» **PROBLEM**
Scan the data for "MENJADOR" and copy the lines it appears in.

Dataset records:
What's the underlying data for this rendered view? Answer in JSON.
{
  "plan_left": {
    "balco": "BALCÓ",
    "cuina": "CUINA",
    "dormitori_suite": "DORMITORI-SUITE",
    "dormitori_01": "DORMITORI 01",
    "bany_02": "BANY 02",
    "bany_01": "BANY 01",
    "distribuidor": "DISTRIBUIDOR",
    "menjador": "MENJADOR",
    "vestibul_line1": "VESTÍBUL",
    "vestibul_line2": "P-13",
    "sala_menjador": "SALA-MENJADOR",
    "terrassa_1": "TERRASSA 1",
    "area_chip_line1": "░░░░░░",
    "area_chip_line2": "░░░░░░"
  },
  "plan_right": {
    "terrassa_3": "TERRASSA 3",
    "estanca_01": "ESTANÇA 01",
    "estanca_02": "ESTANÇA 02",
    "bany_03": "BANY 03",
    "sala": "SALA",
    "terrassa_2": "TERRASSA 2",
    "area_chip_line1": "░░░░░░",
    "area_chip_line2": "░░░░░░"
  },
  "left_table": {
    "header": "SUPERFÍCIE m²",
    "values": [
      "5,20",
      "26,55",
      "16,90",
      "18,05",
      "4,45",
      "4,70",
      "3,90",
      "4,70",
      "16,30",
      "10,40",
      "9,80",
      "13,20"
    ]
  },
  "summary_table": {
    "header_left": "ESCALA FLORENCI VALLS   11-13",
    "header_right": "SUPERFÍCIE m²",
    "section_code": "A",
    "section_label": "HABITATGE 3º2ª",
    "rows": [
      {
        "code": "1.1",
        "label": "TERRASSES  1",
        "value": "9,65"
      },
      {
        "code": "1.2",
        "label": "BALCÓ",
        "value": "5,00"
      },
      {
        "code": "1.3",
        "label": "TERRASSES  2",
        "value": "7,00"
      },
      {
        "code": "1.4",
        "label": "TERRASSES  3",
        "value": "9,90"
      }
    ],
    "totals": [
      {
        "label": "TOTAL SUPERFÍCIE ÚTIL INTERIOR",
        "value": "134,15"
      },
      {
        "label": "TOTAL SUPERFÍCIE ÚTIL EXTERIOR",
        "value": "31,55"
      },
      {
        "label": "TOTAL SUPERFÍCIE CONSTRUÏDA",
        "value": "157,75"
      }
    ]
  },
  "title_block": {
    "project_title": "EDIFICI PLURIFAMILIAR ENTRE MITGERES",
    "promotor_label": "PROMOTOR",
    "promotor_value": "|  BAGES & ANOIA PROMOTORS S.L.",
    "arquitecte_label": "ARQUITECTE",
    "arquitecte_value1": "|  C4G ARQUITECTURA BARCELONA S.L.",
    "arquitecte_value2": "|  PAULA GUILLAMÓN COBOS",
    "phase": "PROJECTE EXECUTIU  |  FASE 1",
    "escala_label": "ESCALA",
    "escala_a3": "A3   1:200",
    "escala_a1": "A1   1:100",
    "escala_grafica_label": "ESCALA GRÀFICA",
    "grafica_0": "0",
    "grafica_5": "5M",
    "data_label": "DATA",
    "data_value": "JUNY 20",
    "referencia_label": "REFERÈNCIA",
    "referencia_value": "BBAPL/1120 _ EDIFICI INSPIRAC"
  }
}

» **REPLY**
    "menjador": "MENJADOR",
    "sala_menjador": "SALA-MENJADOR",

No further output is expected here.